» **Problem statement**
Pick out every line that holds the string "right" and copy it.

» **Data supplied**
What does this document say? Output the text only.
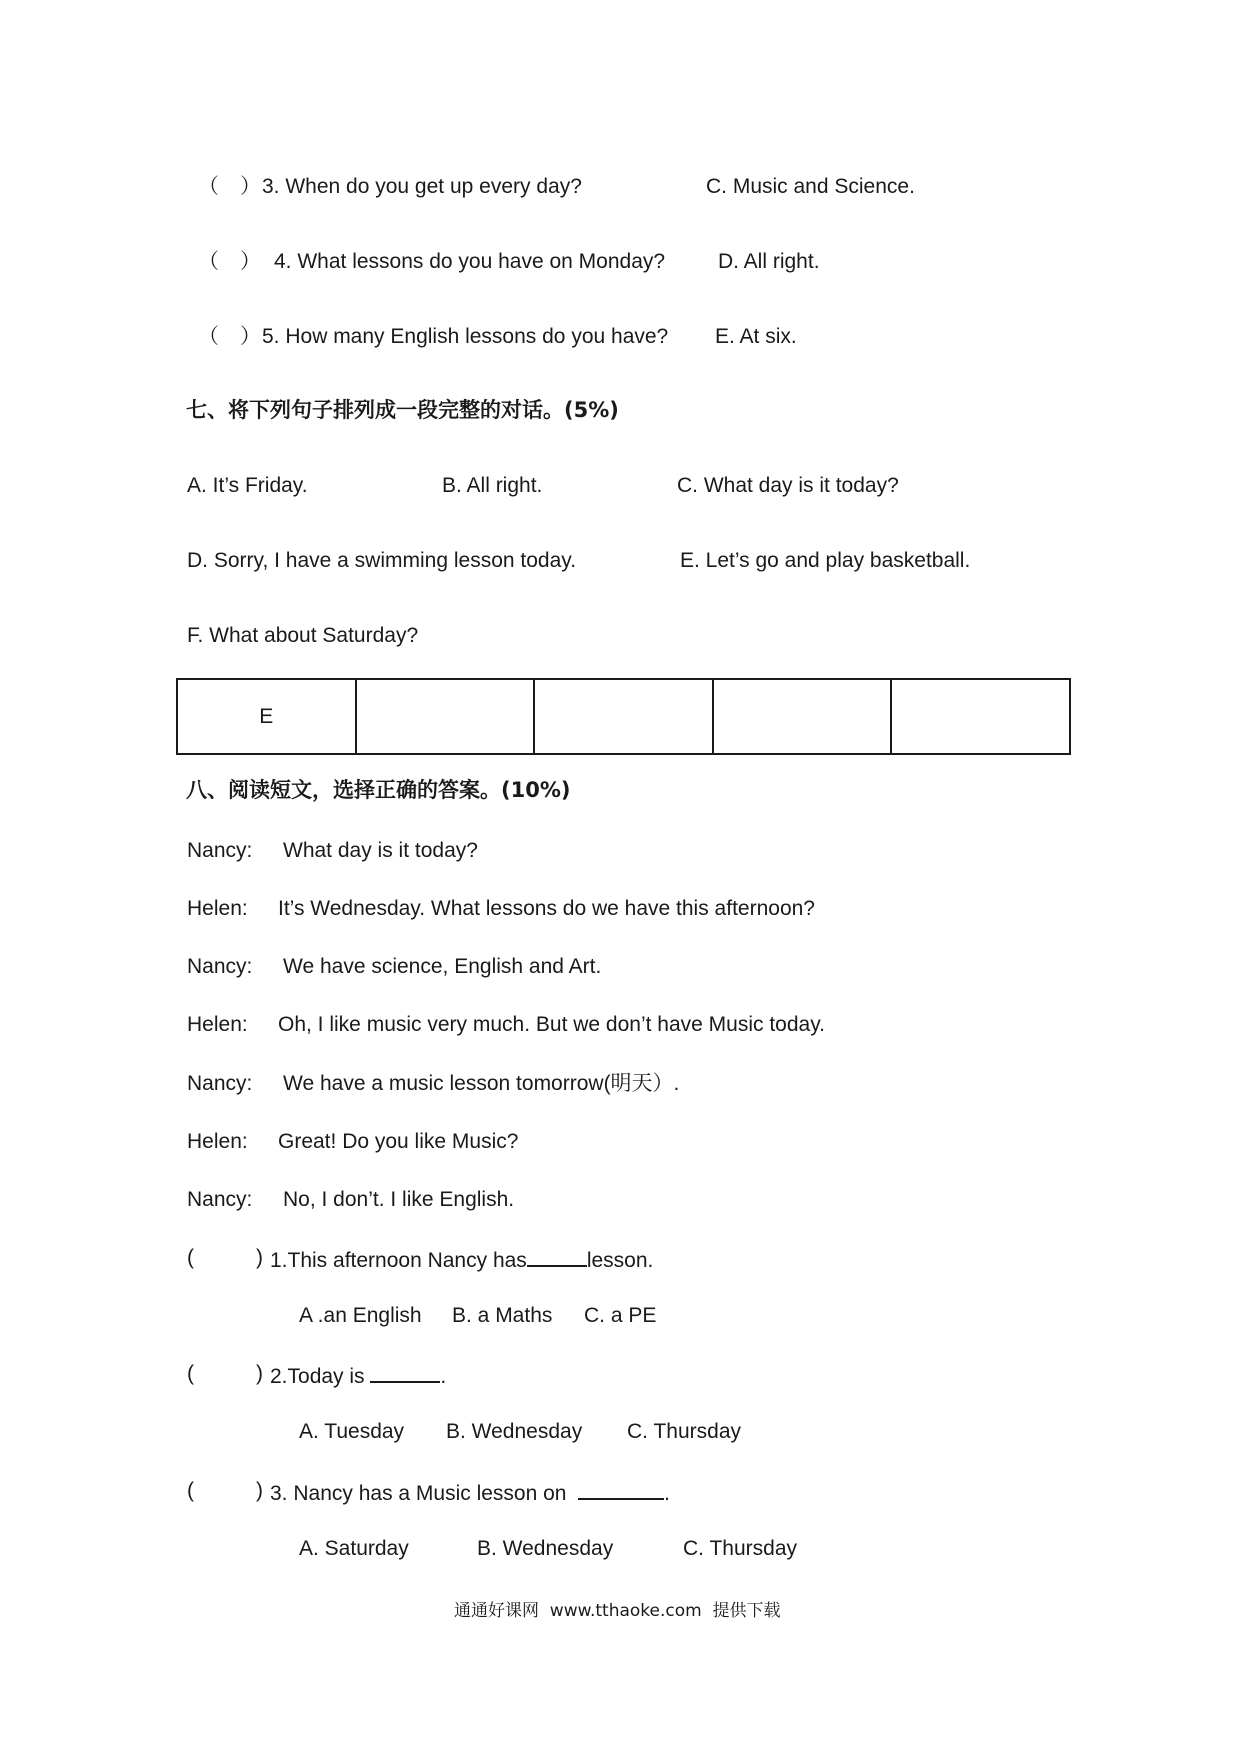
（　） 3. When do you get up every day?	C. Music and Science.
（　） 4. What lessons do you have on Monday?	D. All right.
（　） 5. How many English lessons do you have? E. At six.
七、将下列句子排列成一段完整的对话。(5%)
A. It’s Friday.	B. All right.	C. What day is it today?
D. Sorry, I have a swimming lesson today.	E. Let’s go and play basketball.
F. What about Saturday?
E				
八、阅读短文，选择正确的答案。(10%)
Nancy: What day is it today?
Helen: It’s Wednesday. What lessons do we have this afternoon?
Nancy: We have science, English and Art.
Helen: Oh, I like music very much. But we don’t have Music today.
Nancy: We have a music lesson tomorrow(明天）.
Helen: Great! Do you like Music?
Nancy: No, I don’t. I like English.
(	) 1.This afternoon Nancy has	lesson.
A .an English B. a Maths C. a PE
(	) 2.Today is	.
A. Tuesday B. Wednesday C. Thursday
(	) 3. Nancy has a Music lesson on	.
A. Saturday	B. Wednesday	C. Thursday
通通好课网  www.tthaoke.com  提供下载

» **Complete response**
（　） 4. What lessons do you have on Monday?	D. All right.
A. It’s Friday.	B. All right.	C. What day is it today?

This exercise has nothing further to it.